Reproduce the lines verbatim, beginning with the line that contains "legend-label: Revenue [45,489,94,503]" and ending with the line that contains "tooltip-row-value: ₹172.263b [527,100,580,112]", both included.

====== Material to process ======

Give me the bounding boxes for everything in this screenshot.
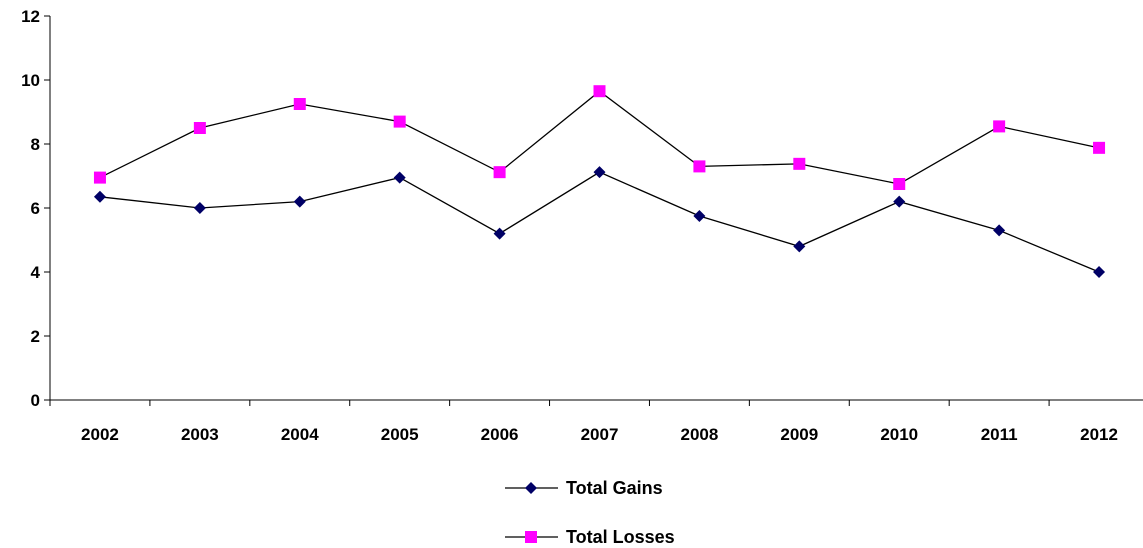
data-point-series-2 [593,85,606,98]
y-tick-label: 8 [31,135,40,154]
y-tick-label: 0 [31,391,40,410]
data-point-series-1 [193,202,206,214]
data-point-series-1 [1093,266,1106,278]
y-axis-ticks: 0 2 4 6 8 10 12 [21,7,50,410]
data-point-series-1 [393,171,406,184]
data-point-series-1 [793,240,806,253]
data-point-series-2 [293,98,306,110]
x-tick-label: 2007 [581,425,619,444]
data-point-series-1 [93,190,106,203]
legend-label: Total Losses [566,527,675,547]
series-markers [93,85,1106,278]
data-point-series-1 [693,210,706,222]
data-point-series-1 [593,166,606,179]
data-point-series-1 [293,195,306,208]
data-point-series-2 [493,166,506,179]
data-point-series-2 [1093,141,1106,154]
y-tick-label: 10 [21,71,40,90]
x-tick-label: 2012 [1080,425,1118,444]
data-point-series-2 [793,157,806,170]
x-tick-label: 2003 [181,425,219,444]
chart-legend: Total Gains Total Losses [505,478,675,547]
data-point-series-1 [493,227,506,240]
x-tick-label: 2008 [680,425,718,444]
x-tick-label: 2006 [481,425,519,444]
legend-item-2: Total Losses [505,527,675,547]
legend-label: Total Gains [566,478,663,498]
x-axis-ticks: 2002 2003 2004 2005 2006 2007 2008 2009 2010 2011… [49,400,1118,444]
legend-marker [525,531,537,543]
x-tick-label: 2005 [381,425,419,444]
data-point-series-1 [893,195,906,208]
data-point-series-2 [893,178,906,190]
legend-marker [525,482,537,494]
x-tick-label: 2011 [981,425,1018,444]
x-tick-label: 2010 [880,425,918,444]
data-point-series-2 [693,160,706,173]
x-tick-label: 2004 [281,425,319,444]
y-tick-label: 4 [31,263,41,282]
legend-item-1: Total Gains [505,478,663,498]
x-tick-label: 2002 [81,425,119,444]
series-lines [99,90,1100,273]
data-point-series-2 [393,115,406,128]
y-tick-label: 6 [31,199,40,218]
data-point-series-2 [993,120,1006,133]
y-tick-label: 12 [21,7,40,26]
data-point-series-2 [193,122,206,134]
x-tick-label: 2009 [780,425,818,444]
series-line-1 [99,171,1100,273]
data-point-series-1 [993,224,1006,237]
y-tick-label: 2 [31,327,40,346]
data-point-series-2 [93,171,106,184]
chart-axes [49,16,1143,401]
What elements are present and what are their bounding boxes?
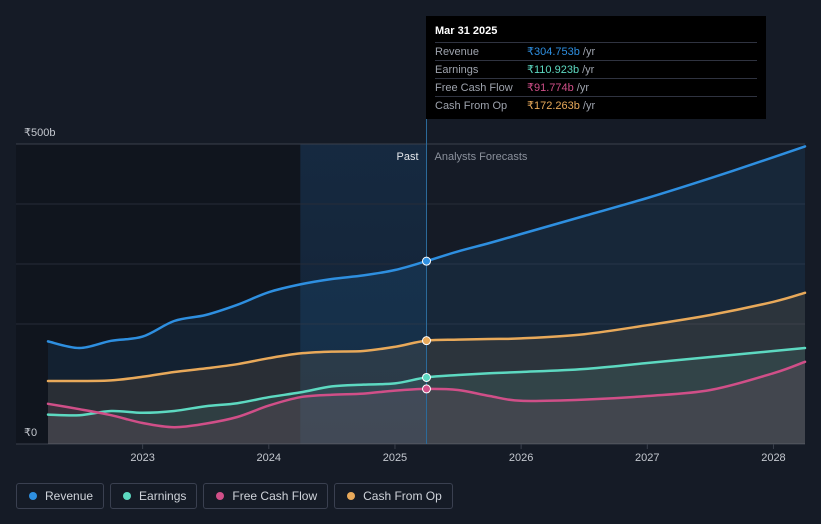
legend-label: Revenue [45,489,94,503]
legend-item-revenue[interactable]: Revenue [16,483,105,509]
cash-from-op-line [46,291,807,383]
hover-markers [422,256,431,394]
tooltip-row-label: Revenue [435,45,480,58]
x-tick-label: 2028 [761,452,785,464]
y-axis-bottom-label: ₹0 [24,427,37,439]
revenue-line [46,145,807,350]
legend-dot-icon [216,492,225,500]
earnings-marker [422,372,431,382]
tooltip-row: Cash From Op ₹172.263b/yr [435,96,757,114]
tooltip-row-label: Earnings [435,63,479,76]
tooltip-row-label: Cash From Op [435,99,508,112]
x-tick-label: 2023 [130,452,154,464]
revenue-marker [422,256,431,266]
legend-dot-icon [123,492,132,500]
tooltip-row-unit: /yr [582,63,595,76]
legend-label: Earnings [139,489,187,503]
tooltip-row: Revenue ₹304.753b/yr [435,42,757,60]
legend-item-cash-from-op[interactable]: Cash From Op [334,483,453,509]
tooltip-row: Earnings ₹110.923b/yr [435,60,757,78]
x-tick-label: 2025 [383,452,407,464]
tooltip-row-value: ₹110.923b [527,64,580,76]
tooltip-row-label: Free Cash Flow [435,81,513,94]
legend-label: Free Cash Flow [232,489,318,503]
free-cash-flow-line [46,360,807,429]
free-cash-flow-marker [422,384,431,394]
tooltip-row: Free Cash Flow ₹91.774b/yr [435,78,757,96]
tooltip-row-value: ₹172.263b [527,100,580,112]
forecast-label: Analysts Forecasts [435,151,528,163]
legend-item-earnings[interactable]: Earnings [110,483,198,509]
legend-label: Cash From Op [363,489,442,503]
earnings-line [46,346,807,417]
x-tick-label: 2026 [509,452,533,464]
tooltip-row-value: ₹304.753b [527,46,580,58]
past-label: Past [396,151,418,163]
x-tick-label: 2024 [257,452,281,464]
cash-from-op-marker [422,336,431,346]
legend-item-free-cash-flow[interactable]: Free Cash Flow [203,483,329,509]
series-lines [46,145,807,429]
chart-legend: Revenue Earnings Free Cash Flow Cash From O… [16,483,453,509]
x-axis-ticks: 2023 2024 2025 2026 2027 2028 [130,444,786,464]
tooltip-row-unit: /yr [576,81,589,94]
tooltip-row-value: ₹91.774b [527,82,574,94]
tooltip-date: Mar 31 2025 [435,25,498,37]
legend-dot-icon [347,492,356,500]
x-tick-label: 2027 [635,452,659,464]
data-tooltip: Mar 31 2025 Revenue ₹304.753b/yr Earnings ₹… [426,16,766,119]
gridlines [16,143,805,445]
tooltip-rows: Revenue ₹304.753b/yr Earnings ₹110.923b/yr F… [435,42,757,114]
y-axis-top-label: ₹500b [24,127,55,139]
tooltip-row-unit: /yr [582,45,596,58]
legend-dot-icon [29,492,37,500]
tooltip-row-unit: /yr [582,99,596,112]
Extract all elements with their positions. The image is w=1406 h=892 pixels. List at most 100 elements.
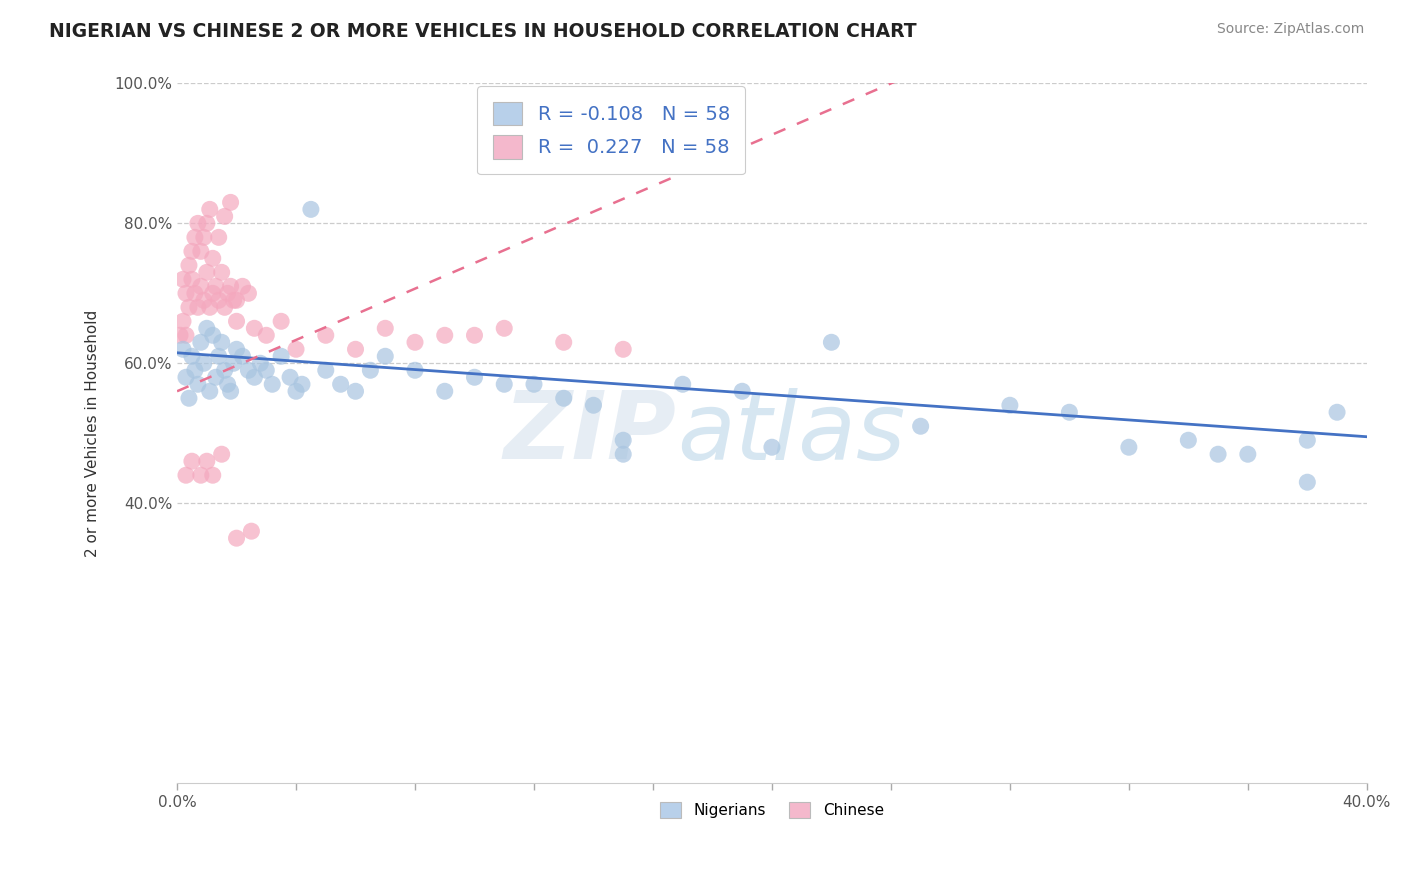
Point <box>214 301 236 315</box>
Point <box>219 384 242 399</box>
Point <box>225 314 247 328</box>
Point <box>278 370 301 384</box>
Point <box>494 377 516 392</box>
Point <box>344 343 367 357</box>
Point <box>181 244 204 259</box>
Point <box>195 216 218 230</box>
Point <box>174 286 197 301</box>
Point <box>177 391 200 405</box>
Point <box>761 440 783 454</box>
Point <box>433 384 456 399</box>
Point <box>184 363 207 377</box>
Text: atlas: atlas <box>676 388 905 479</box>
Point <box>1296 434 1319 448</box>
Point <box>174 468 197 483</box>
Point <box>291 377 314 392</box>
Point <box>1296 475 1319 490</box>
Point <box>217 377 239 392</box>
Point <box>404 335 426 350</box>
Point <box>169 328 191 343</box>
Point <box>195 454 218 468</box>
Point <box>463 328 485 343</box>
Point <box>190 279 212 293</box>
Point <box>249 356 271 370</box>
Point <box>612 434 634 448</box>
Point <box>201 252 224 266</box>
Point <box>299 202 322 217</box>
Point <box>374 321 396 335</box>
Point <box>231 279 253 293</box>
Point <box>329 377 352 392</box>
Point <box>231 349 253 363</box>
Point <box>225 343 247 357</box>
Point <box>433 328 456 343</box>
Point <box>672 377 695 392</box>
Point <box>177 301 200 315</box>
Point <box>270 314 292 328</box>
Point <box>211 335 233 350</box>
Point <box>315 328 337 343</box>
Point <box>1059 405 1081 419</box>
Legend: Nigerians, Chinese: Nigerians, Chinese <box>654 797 890 824</box>
Point <box>262 377 284 392</box>
Point <box>731 384 754 399</box>
Point <box>225 531 247 545</box>
Point <box>404 363 426 377</box>
Point <box>187 301 209 315</box>
Point <box>463 370 485 384</box>
Point <box>222 293 245 308</box>
Point <box>238 363 260 377</box>
Point <box>211 447 233 461</box>
Point <box>243 370 266 384</box>
Point <box>270 349 292 363</box>
Point <box>214 210 236 224</box>
Point <box>240 524 263 538</box>
Text: Source: ZipAtlas.com: Source: ZipAtlas.com <box>1216 22 1364 37</box>
Point <box>553 335 575 350</box>
Point <box>201 328 224 343</box>
Point <box>222 356 245 370</box>
Point <box>910 419 932 434</box>
Point <box>187 377 209 392</box>
Point <box>201 286 224 301</box>
Point <box>612 447 634 461</box>
Point <box>208 349 231 363</box>
Point <box>208 230 231 244</box>
Y-axis label: 2 or more Vehicles in Household: 2 or more Vehicles in Household <box>86 310 100 557</box>
Point <box>1326 405 1348 419</box>
Point <box>195 265 218 279</box>
Point <box>238 286 260 301</box>
Point <box>374 349 396 363</box>
Point <box>198 384 221 399</box>
Point <box>195 321 218 335</box>
Point <box>177 258 200 272</box>
Point <box>315 363 337 377</box>
Point <box>184 230 207 244</box>
Point <box>1237 447 1260 461</box>
Point <box>1206 447 1229 461</box>
Point <box>1177 434 1199 448</box>
Point <box>217 286 239 301</box>
Point <box>172 343 194 357</box>
Point <box>172 314 194 328</box>
Point <box>201 468 224 483</box>
Point <box>285 384 308 399</box>
Point <box>998 398 1021 412</box>
Point <box>204 370 226 384</box>
Point <box>190 468 212 483</box>
Point <box>193 293 215 308</box>
Point <box>198 202 221 217</box>
Text: NIGERIAN VS CHINESE 2 OR MORE VEHICLES IN HOUSEHOLD CORRELATION CHART: NIGERIAN VS CHINESE 2 OR MORE VEHICLES I… <box>49 22 917 41</box>
Point <box>208 293 231 308</box>
Point <box>494 321 516 335</box>
Point <box>553 391 575 405</box>
Point <box>193 230 215 244</box>
Point <box>190 335 212 350</box>
Point <box>219 195 242 210</box>
Point <box>174 370 197 384</box>
Point <box>254 363 277 377</box>
Point <box>181 272 204 286</box>
Point <box>187 216 209 230</box>
Point <box>181 454 204 468</box>
Point <box>612 343 634 357</box>
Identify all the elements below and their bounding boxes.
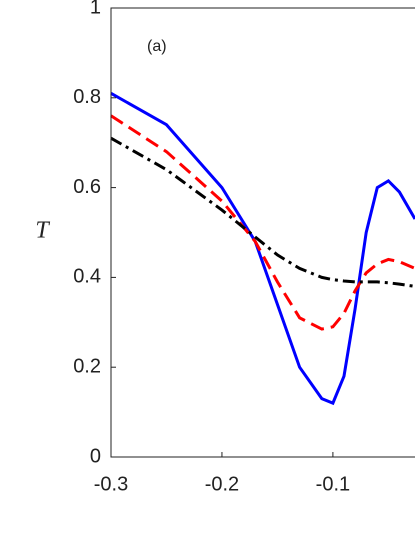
annotation: (a) [147,38,167,55]
y-axis-label: T [35,218,50,244]
line-series [110,92,415,406]
y-tick-label: 0.2 [73,355,101,377]
x-tick-label: -0.3 [94,473,128,495]
x-tick-label: -0.1 [316,473,350,495]
x-tick-label: -0.2 [205,473,239,495]
axis-frame [110,7,415,458]
y-tick-label: 0.6 [73,176,101,198]
y-tick-label: 0 [90,445,101,467]
line-series [110,114,415,331]
y-tick-label: 0.4 [73,266,101,288]
y-tick-label: 0.8 [73,86,101,108]
y-tick-label: 1 [90,0,101,18]
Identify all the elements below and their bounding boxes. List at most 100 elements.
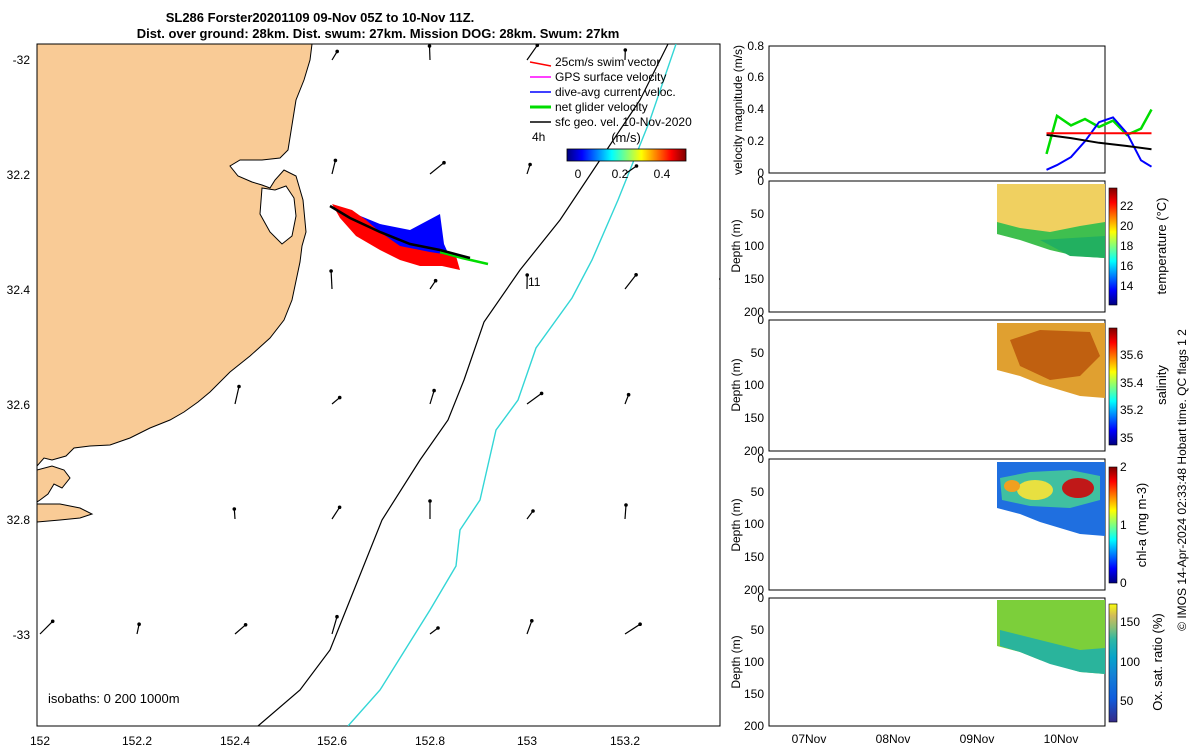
velocity-ytick: 0.2 [747,134,764,148]
oxygen-cblabel: Ox. sat. ratio (%) [1150,613,1165,711]
glider-track [329,204,471,260]
credit-text: © IMOS 14-Apr-2024 02:33:48 Hobart time.… [1175,329,1189,631]
velocity-ytick: 0.6 [747,70,764,84]
lon-tick: 152.8 [415,734,445,748]
salinity-colorbar [1108,327,1118,446]
temperature-ytick: 100 [744,239,764,253]
geo-velocity-arrow [624,274,637,290]
map-panel: 4h 11 isobaths: 0 200 1000m 25cm/s swim … [7,43,726,748]
legend-item-swim-vector: 25cm/s swim vector [529,55,660,69]
salinity-ytick: 50 [751,346,765,360]
geo-velocity-arrow [330,270,333,290]
salinity-ytick: 200 [744,444,764,458]
velocity-lines [1045,108,1153,171]
chla-ytick: 100 [744,517,764,531]
geo-velocity-arrowhead [337,505,342,510]
geo-velocity-arrow [719,632,720,634]
geo-velocity-arrowhead [722,623,726,627]
swim-vector-swath [332,204,460,270]
time-tick: 10Nov [1044,732,1079,746]
lon-tick: 153.2 [610,734,640,748]
geo-velocity-arrowhead [634,164,639,168]
geo-velocity-arrowhead [442,160,446,165]
colorbar-tick-2: 0.4 [654,167,671,181]
geo-velocity-arrowhead [432,388,436,393]
geo-velocity-arrow [624,165,637,175]
geo-velocity-arrowhead [535,44,540,48]
temperature-cbtick: 18 [1120,239,1134,253]
temperature-ylabel: Depth (m) [729,219,743,272]
colorbar-tick-0: 0 [575,167,582,181]
land-mass [37,44,313,467]
chla-cbtick: 1 [1120,518,1127,532]
chla-ytick: 0 [757,452,764,466]
time-axis: 07Nov 08Nov 09Nov 10Nov [792,732,1079,746]
geo-velocity-arrow [234,386,240,405]
legend-label-swim: 25cm/s swim vector [555,55,660,69]
geo-velocity-arrowhead [243,623,248,627]
geo-velocity-arrow [331,616,338,635]
geo-velocity-arrow [429,162,445,175]
legend-item-dive-avg: dive-avg current veloc. [530,85,676,99]
time-tick: 07Nov [792,732,827,746]
chla-ytick: 50 [751,485,765,499]
colorbar-tick-1: 0.2 [612,167,629,181]
oxygen-ylabel: Depth (m) [729,635,743,688]
title-line-2: Dist. over ground: 28km. Dist. swum: 27k… [137,26,620,41]
temperature-cbtick: 20 [1120,219,1134,233]
geo-velocity-arrowhead [335,614,339,619]
temperature-ytick: 200 [744,305,764,319]
temperature-cblabel: temperature (°C) [1154,198,1169,295]
temperature-cbtick: 14 [1120,279,1134,293]
lat-tick: -33 [13,628,31,642]
salinity-cblabel: salinity [1154,365,1169,405]
lon-tick: 152.4 [220,734,250,748]
colorbar-title: (m/s) [611,130,641,145]
geo-velocity-arrow [624,504,627,520]
geo-velocity-arrowhead [539,391,544,396]
salinity-section-core [1010,330,1100,380]
geo-velocity-arrowhead [329,269,333,273]
chla-patch [1062,478,1094,498]
geo-velocity-arrow [331,506,341,520]
geo-velocity-arrowhead [436,626,440,630]
geo-velocity-arrow [428,45,431,61]
oxygen-cbtick: 50 [1120,694,1134,708]
chla-cbtick: 2 [1120,460,1127,474]
salinity-panel: 35.6 35.4 35.2 35 salinity Depth (m) 0 5… [729,313,1169,458]
geo-velocity-arrowhead [719,277,720,281]
geo-velocity-arrowhead [137,622,141,626]
geo-velocity-arrowhead [335,49,340,54]
lat-tick: 32.4 [7,283,31,297]
salinity-cbtick: 35.6 [1120,348,1144,362]
velocity-panel: velocity magnitude (m/s) 0 0.2 0.4 0.6 0… [731,39,1153,180]
geo-velocity-arrowhead [337,395,342,400]
velocity-ytick: 0 [757,166,764,180]
salinity-ytick: 150 [744,411,764,425]
time-label-4h: 4h [532,130,545,144]
temperature-cbtick: 22 [1120,199,1134,213]
isobath-1000m [347,44,677,726]
geo-velocity-arrowhead [530,619,534,623]
geo-velocity-arrow [234,624,246,635]
geo-velocity-arrow [526,620,533,635]
lon-tick: 153 [517,734,537,748]
geo-velocity-arrow [624,623,641,635]
geo-velocity-arrowhead [528,162,532,167]
temperature-ytick: 150 [744,272,764,286]
temperature-ytick: 0 [757,174,764,188]
oxygen-ytick: 100 [744,655,764,669]
temperature-panel: 22 20 18 16 14 temperature (°C) Depth (m… [729,174,1169,319]
chla-cbtick: 0 [1120,576,1127,590]
velocity-series-0 [1045,108,1153,155]
legend-label-net: net glider velocity [555,100,648,114]
salinity-cbtick: 35.2 [1120,403,1144,417]
velocity-ylabel: velocity magnitude (m/s) [731,45,745,175]
geo-velocity-arrowhead [50,619,55,624]
oxygen-cbtick: 150 [1120,615,1140,629]
velocity-frame [768,45,1106,174]
map-lat-ticks: -32 32.2 32.4 32.6 32.8 -33 [7,53,31,642]
legend-item-sfc-geo: sfc geo. vel. 10-Nov-2020 [530,115,692,129]
salinity-cbtick: 35 [1120,431,1134,445]
geo-velocity-arrowhead [433,278,438,283]
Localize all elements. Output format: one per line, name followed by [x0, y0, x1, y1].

======

Result:
legend-label: Revenue [45,489,94,503]
legend-item-revenue[interactable]: Revenue [16,483,105,509]
cash-from-op-line [46,291,807,383]
hover-markers [422,256,431,394]
tooltip-row-label: Revenue [435,45,480,58]
x-tick-label: 2028 [761,452,785,464]
y-axis-bottom-label: ₹0 [24,427,37,439]
revenue-line [46,145,807,350]
legend-dot-icon [216,492,225,500]
earnings-marker [422,372,431,382]
tooltip-row: Cash From Op ₹172.263b/yr [435,96,757,114]
tooltip-row-label: Earnings [435,63,479,76]
tooltip-row-label: Cash From Op [435,99,508,112]
x-tick-label: 2023 [130,452,154,464]
revenue-marker [422,256,431,266]
legend-dot-icon [123,492,132,500]
tooltip-row-unit: /yr [582,63,595,76]
legend-label: Earnings [139,489,187,503]
tooltip-row: Revenue ₹304.753b/yr [435,42,757,60]
legend-item-cash-from-op[interactable]: Cash From Op [334,483,453,509]
tooltip-row: Earnings ₹110.923b/yr [435,60,757,78]
x-tick-label: 2025 [383,452,407,464]
tooltip-row-value: ₹110.923b [527,64,580,76]
tooltip-row-label: Free Cash Flow [435,81,513,94]
legend-label: Free Cash Flow [232,489,318,503]
free-cash-flow-line [46,360,807,429]
free-cash-flow-marker [422,384,431,394]
tooltip-row: Free Cash Flow ₹91.774b/yr [435,78,757,96]
tooltip-row-value: ₹172.263b [527,100,580,112]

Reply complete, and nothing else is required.